Tasks to carry out:
**1.** According to the Benriched overview, why does the system use a 12-stage pipeline with intelligent caching, cost optimization, and automatic outlier detection?
**2.** Continue the Benriched overview from its last line.

Extract:
-.-.-

Skip to content

distinctperspective/benriched

Repository files navigation

Benriched - Company Enrichment API

An AI-powered company and contact enrichment API that combines web search, intelligent scraping, and AI analysis to extract structured business intelligence data.

Overview

Benriched is a sophisticated enrichment system that automatically researches companies and extracts verified data including:

  • Revenue and employee count
  • Headquarters location and subsidiary status
  • Business description and industry classification (NAICS codes)
  • LinkedIn profile matching
  • ICP (Ideal Customer Profile) matching
  • Contact enrichment via ZoomInfo

The system uses a 12-stage pipeline with intelligent caching, cost optimization, and automatic outlier detection to balance accuracy, speed, and cost.

Key Features

Multi-stage enrichment - 12-stage pipeline with Pass 1 (web search) and Pass 2 (content analysis) ✅ Intelligent scraping - Smart URL selection reduces Firecrawl costs by 50-70% ✅ Automatic deep research - Detects outliers and conflicting data, runs targeted queries ✅ Parent company inheritance - Brands inherit revenue/size data from parent companies ✅ Cost tracking - Transparent cost breakdown for every API call ✅ Database caching - Avoids re-enriching same domain ✅ Backwards compatible - Old endpoints remain active forever ✅ Comprehensive quality metrics - Confidence levels for every data point

Quick Start

Prerequisites

  • Node.js 18+
  • npm 9+
  • Supabase account (database)

-.-.-

[Dataset items]

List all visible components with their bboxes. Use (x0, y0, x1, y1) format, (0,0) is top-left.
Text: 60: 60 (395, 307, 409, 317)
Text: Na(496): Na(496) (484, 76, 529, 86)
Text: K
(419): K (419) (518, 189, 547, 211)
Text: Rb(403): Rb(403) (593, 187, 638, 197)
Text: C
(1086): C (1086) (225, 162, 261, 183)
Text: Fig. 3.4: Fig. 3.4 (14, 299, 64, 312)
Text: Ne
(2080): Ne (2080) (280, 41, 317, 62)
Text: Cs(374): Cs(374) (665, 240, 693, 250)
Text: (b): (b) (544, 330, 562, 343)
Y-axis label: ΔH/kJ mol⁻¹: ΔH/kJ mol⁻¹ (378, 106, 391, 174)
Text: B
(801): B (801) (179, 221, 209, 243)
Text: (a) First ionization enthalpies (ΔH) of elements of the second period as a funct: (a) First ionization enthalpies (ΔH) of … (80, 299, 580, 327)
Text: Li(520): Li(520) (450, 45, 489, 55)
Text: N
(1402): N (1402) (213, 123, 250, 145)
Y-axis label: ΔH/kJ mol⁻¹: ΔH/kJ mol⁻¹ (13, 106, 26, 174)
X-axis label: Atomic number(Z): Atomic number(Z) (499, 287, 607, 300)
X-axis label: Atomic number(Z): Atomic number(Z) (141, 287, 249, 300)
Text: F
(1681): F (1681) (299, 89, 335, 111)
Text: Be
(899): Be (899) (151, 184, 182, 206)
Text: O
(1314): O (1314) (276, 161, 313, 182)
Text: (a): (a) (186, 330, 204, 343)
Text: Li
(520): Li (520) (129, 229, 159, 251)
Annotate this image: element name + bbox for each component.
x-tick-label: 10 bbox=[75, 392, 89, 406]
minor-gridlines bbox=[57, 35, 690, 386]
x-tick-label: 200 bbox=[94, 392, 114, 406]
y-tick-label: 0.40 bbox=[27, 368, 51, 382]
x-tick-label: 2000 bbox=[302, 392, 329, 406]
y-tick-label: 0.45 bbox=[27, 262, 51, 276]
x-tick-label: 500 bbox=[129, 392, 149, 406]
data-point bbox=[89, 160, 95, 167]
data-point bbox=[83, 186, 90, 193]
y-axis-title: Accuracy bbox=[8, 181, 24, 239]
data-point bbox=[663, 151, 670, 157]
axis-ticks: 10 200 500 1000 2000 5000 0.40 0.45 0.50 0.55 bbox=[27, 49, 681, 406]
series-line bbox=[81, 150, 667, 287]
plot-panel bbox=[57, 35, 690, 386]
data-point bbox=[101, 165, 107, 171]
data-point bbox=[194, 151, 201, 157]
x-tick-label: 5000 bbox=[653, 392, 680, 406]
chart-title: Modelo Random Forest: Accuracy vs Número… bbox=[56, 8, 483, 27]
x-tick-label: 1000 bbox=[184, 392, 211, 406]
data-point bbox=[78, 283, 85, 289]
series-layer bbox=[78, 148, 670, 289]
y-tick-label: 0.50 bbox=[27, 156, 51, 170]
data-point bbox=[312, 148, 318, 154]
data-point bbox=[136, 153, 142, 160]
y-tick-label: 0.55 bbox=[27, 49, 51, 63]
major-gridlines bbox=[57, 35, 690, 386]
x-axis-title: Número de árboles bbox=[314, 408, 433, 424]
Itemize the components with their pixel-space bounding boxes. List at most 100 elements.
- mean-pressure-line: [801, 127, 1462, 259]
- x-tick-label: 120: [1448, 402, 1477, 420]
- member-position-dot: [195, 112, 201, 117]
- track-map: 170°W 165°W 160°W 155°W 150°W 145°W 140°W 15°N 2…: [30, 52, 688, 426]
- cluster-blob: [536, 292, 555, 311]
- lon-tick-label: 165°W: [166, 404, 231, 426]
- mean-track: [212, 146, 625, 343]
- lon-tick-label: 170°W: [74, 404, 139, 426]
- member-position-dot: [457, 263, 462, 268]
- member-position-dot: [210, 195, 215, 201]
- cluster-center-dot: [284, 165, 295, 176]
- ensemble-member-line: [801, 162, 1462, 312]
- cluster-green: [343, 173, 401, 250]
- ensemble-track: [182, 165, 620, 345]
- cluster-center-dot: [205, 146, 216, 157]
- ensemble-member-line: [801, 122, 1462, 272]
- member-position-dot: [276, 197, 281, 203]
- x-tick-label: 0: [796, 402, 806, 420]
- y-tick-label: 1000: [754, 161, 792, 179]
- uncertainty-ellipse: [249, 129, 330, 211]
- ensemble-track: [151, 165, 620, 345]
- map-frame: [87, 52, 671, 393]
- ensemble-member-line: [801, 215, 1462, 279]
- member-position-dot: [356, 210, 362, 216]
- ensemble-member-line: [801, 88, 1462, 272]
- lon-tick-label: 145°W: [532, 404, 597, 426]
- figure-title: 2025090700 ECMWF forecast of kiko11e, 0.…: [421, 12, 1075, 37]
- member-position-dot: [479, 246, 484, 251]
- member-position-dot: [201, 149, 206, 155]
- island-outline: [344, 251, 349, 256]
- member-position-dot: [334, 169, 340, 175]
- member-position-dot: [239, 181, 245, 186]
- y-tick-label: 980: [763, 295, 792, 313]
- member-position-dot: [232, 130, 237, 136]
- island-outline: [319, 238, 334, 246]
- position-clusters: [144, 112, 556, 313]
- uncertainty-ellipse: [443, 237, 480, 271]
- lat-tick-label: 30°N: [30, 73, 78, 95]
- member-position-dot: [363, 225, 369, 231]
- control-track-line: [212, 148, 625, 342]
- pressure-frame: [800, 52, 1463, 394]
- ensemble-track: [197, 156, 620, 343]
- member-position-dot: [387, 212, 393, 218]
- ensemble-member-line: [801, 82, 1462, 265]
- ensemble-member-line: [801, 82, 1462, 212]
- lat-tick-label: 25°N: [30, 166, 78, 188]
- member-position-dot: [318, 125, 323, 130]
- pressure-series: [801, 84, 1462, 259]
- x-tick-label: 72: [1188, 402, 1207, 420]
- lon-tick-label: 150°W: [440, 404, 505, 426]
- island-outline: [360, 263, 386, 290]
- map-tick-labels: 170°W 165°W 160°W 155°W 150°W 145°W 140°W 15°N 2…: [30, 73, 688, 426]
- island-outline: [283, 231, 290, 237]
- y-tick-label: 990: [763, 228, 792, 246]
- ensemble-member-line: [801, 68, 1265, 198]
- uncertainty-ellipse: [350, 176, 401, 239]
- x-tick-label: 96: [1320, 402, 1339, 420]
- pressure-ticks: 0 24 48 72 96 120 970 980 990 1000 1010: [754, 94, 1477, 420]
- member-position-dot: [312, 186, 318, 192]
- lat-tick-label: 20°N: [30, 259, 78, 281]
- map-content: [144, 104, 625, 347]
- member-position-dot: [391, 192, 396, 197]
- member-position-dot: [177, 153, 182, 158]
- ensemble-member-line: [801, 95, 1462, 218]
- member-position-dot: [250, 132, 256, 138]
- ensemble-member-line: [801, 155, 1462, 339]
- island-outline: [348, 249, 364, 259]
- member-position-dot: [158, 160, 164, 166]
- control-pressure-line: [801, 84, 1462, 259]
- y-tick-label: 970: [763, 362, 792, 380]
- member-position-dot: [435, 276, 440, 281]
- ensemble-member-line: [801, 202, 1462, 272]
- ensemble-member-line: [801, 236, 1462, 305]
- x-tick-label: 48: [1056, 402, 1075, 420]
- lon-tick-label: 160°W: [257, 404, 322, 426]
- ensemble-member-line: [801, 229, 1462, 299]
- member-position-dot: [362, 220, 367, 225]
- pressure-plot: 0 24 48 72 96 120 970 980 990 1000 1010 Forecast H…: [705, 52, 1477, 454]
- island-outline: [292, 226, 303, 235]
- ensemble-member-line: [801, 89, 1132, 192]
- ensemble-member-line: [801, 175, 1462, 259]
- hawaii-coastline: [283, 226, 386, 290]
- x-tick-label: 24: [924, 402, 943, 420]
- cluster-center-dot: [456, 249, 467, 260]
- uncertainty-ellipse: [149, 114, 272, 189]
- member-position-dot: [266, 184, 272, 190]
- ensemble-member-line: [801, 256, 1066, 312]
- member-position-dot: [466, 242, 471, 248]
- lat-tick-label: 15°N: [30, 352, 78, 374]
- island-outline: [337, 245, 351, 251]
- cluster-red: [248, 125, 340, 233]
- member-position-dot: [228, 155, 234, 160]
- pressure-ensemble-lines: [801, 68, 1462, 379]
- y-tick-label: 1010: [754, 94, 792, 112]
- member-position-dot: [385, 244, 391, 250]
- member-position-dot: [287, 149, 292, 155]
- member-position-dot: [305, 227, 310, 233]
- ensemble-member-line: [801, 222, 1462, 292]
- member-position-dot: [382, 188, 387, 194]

-.-.-

Set of answers:
**1.** The pipeline combines these features to balance accuracy, speed, and cost.

**2.**
  • API keys for external services

Installation

# Clone repository
git clone https://github.com/yourusername/benriched.git
cd benriched

# Install dependencies
npm install

# Set up environment variables
cp .env.example .env.local
# Edit .env.local with your API keys

Run Locally

npm run dev

API runs on http://localhost:8787

Test Endpoint

curl -X POST http://localhost:8787/v1/enrich/company \
  -H "X-API-Key: amlink21" \
  -H "Content-Type: application/json" \
  -d '{"domain": "lincolnpremiumpoultry.com"}'

API Endpoints

Current (v1) Endpoints

Endpoint Method Description
POST /v1/enrich/company POST Enrich company by domain
POST /v1/enrich/contact POST Enrich contact via ZoomInfo
POST /v1/match/persona POST Match job title to persona
POST /v1/research/contact POST Research prospect for outbound
POST /v1/generate/email-sequence POST Generate personalized email sequences
GET /v1/health GET Health check (no auth required)

Legacy Endpoints (Supported Indefinitely)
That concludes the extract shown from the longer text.